__RECORDS SHOWN__:

>>

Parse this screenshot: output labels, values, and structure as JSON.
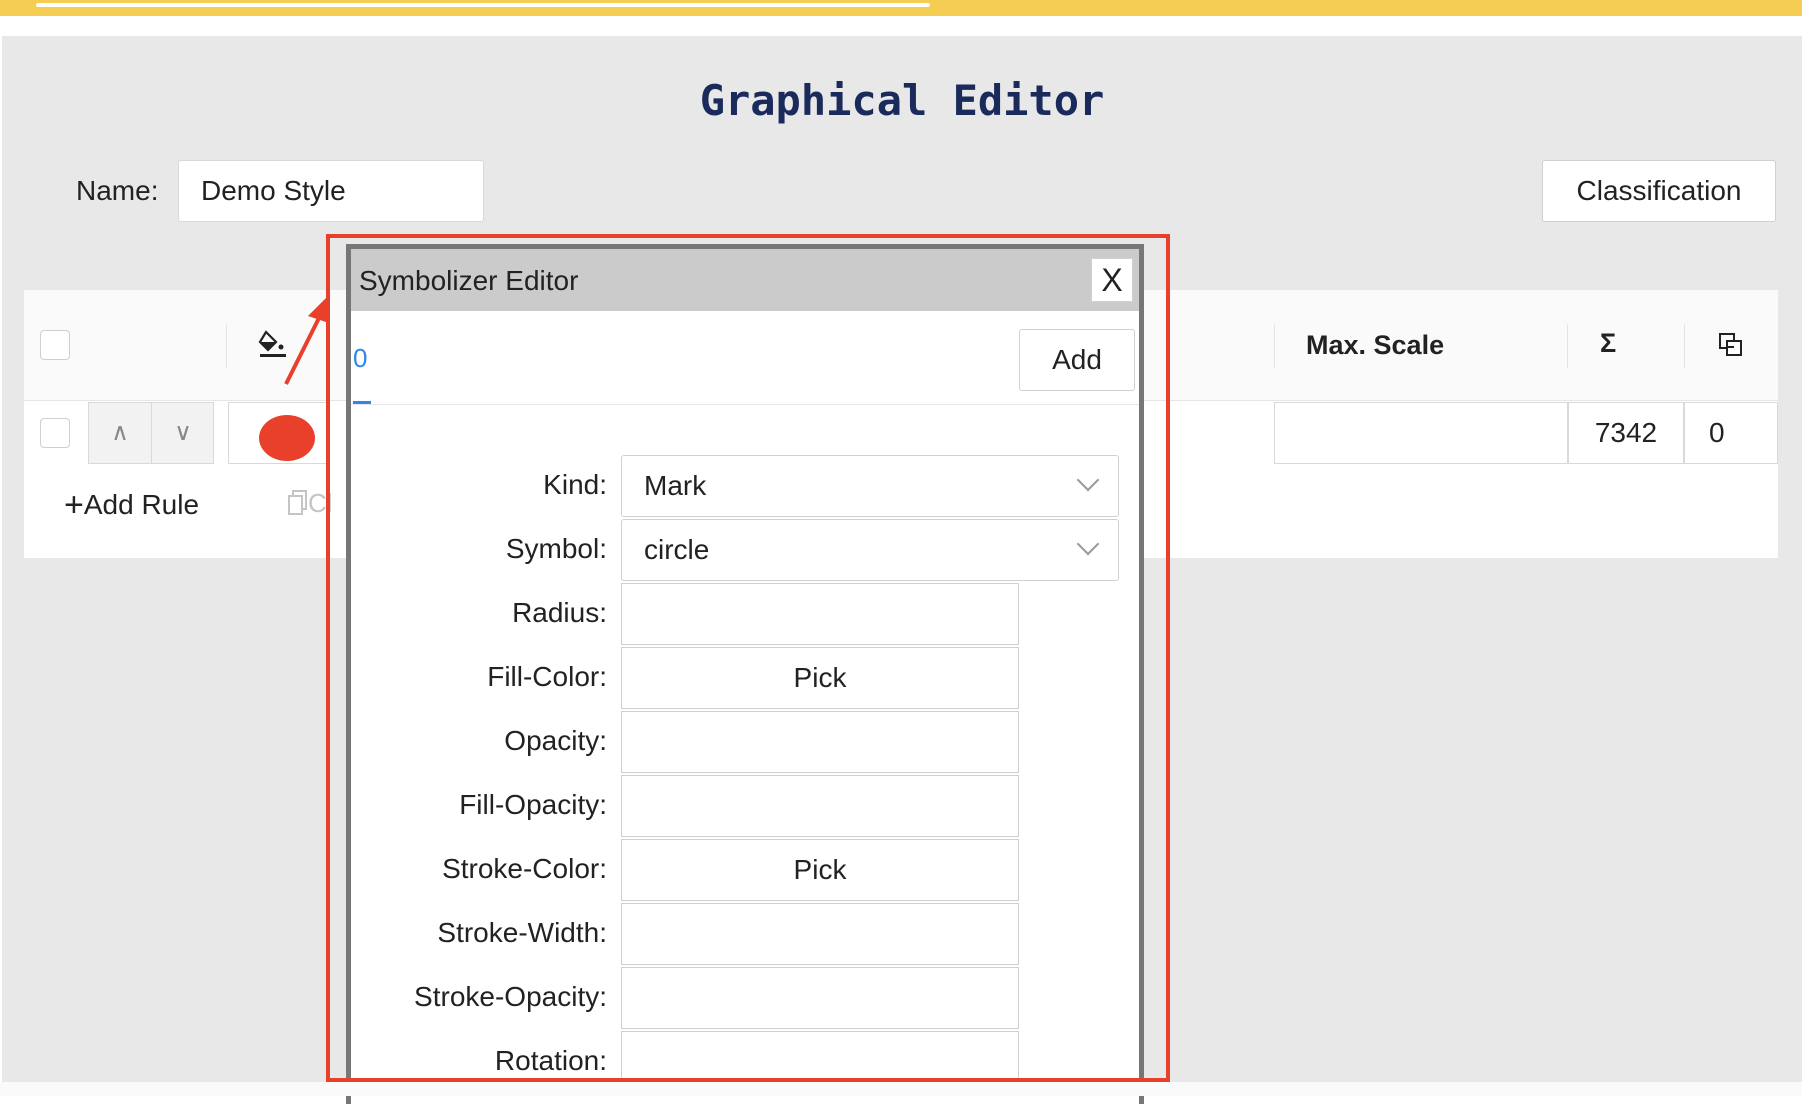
{
  "header": {
    "title": "Graphical Editor"
  },
  "style": {
    "name_label": "Name:",
    "name_value": "Demo Style",
    "classification_label": "Classification"
  },
  "rules_table": {
    "headers": {
      "max_scale": "Max. Scale",
      "sigma": "Σ"
    },
    "header_icons": [
      "paint-bucket-icon",
      "copy-columns-icon"
    ],
    "row": {
      "count": "7342",
      "duplicates": "0",
      "symbol_color": "#e8402b"
    },
    "add_rule_label": "Add Rule",
    "clone_label_partial": "Cl"
  },
  "symbolizer_editor": {
    "title": "Symbolizer Editor",
    "close_glyph": "X",
    "tab_label": "0",
    "add_label": "Add",
    "fields": {
      "kind_label": "Kind:",
      "kind_value": "Mark",
      "symbol_label": "Symbol:",
      "symbol_value": "circle",
      "radius_label": "Radius:",
      "fill_color_label": "Fill-Color:",
      "fill_color_button": "Pick",
      "opacity_label": "Opacity:",
      "fill_opacity_label": "Fill-Opacity:",
      "stroke_color_label": "Stroke-Color:",
      "stroke_color_button": "Pick",
      "stroke_width_label": "Stroke-Width:",
      "stroke_opacity_label": "Stroke-Opacity:",
      "rotation_label": "Rotation:"
    }
  },
  "colors": {
    "accent_bar": "#f4cd52",
    "highlight": "#e8402b",
    "title": "#1a2a5a",
    "tab_active": "#2f86e8"
  }
}
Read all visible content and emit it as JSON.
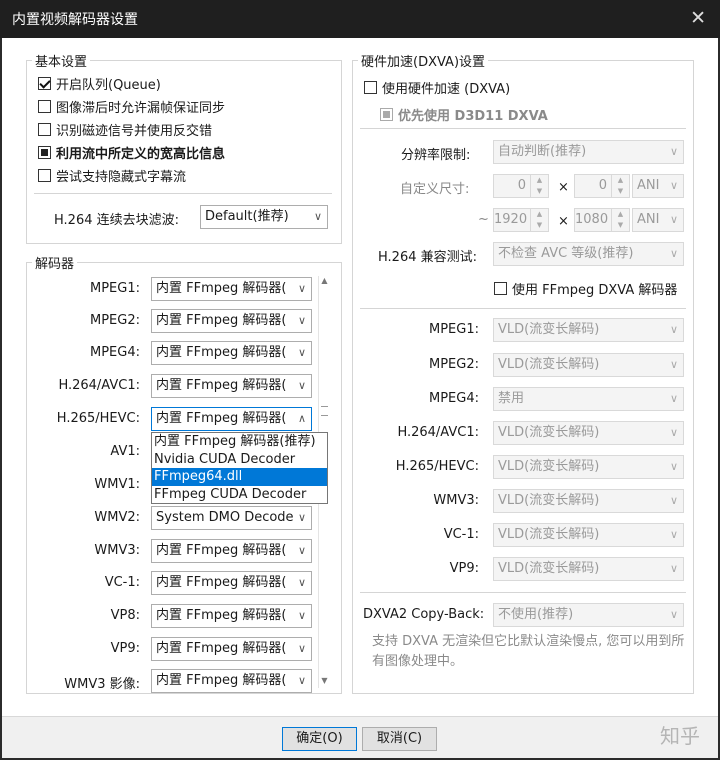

<<

__AIM__: Quote every record above exactly, leaving out the pictures.

__TASK SOLUTION__:
Parse this screenshot: output labels, values, and structure as JSON.
{
  "header": {
    "title": "Graphical Editor"
  },
  "style": {
    "name_label": "Name:",
    "name_value": "Demo Style",
    "classification_label": "Classification"
  },
  "rules_table": {
    "headers": {
      "max_scale": "Max. Scale",
      "sigma": "Σ"
    },
    "header_icons": [
      "paint-bucket-icon",
      "copy-columns-icon"
    ],
    "row": {
      "count": "7342",
      "duplicates": "0",
      "symbol_color": "#e8402b"
    },
    "add_rule_label": "Add Rule",
    "clone_label_partial": "Cl"
  },
  "symbolizer_editor": {
    "title": "Symbolizer Editor",
    "close_glyph": "X",
    "tab_label": "0",
    "add_label": "Add",
    "fields": {
      "kind_label": "Kind:",
      "kind_value": "Mark",
      "symbol_label": "Symbol:",
      "symbol_value": "circle",
      "radius_label": "Radius:",
      "fill_color_label": "Fill-Color:",
      "fill_color_button": "Pick",
      "opacity_label": "Opacity:",
      "fill_opacity_label": "Fill-Opacity:",
      "stroke_color_label": "Stroke-Color:",
      "stroke_color_button": "Pick",
      "stroke_width_label": "Stroke-Width:",
      "stroke_opacity_label": "Stroke-Opacity:",
      "rotation_label": "Rotation:"
    }
  },
  "colors": {
    "accent_bar": "#f4cd52",
    "highlight": "#e8402b",
    "title": "#1a2a5a",
    "tab_active": "#2f86e8"
  }
}
Read all visible content and emit it as JSON.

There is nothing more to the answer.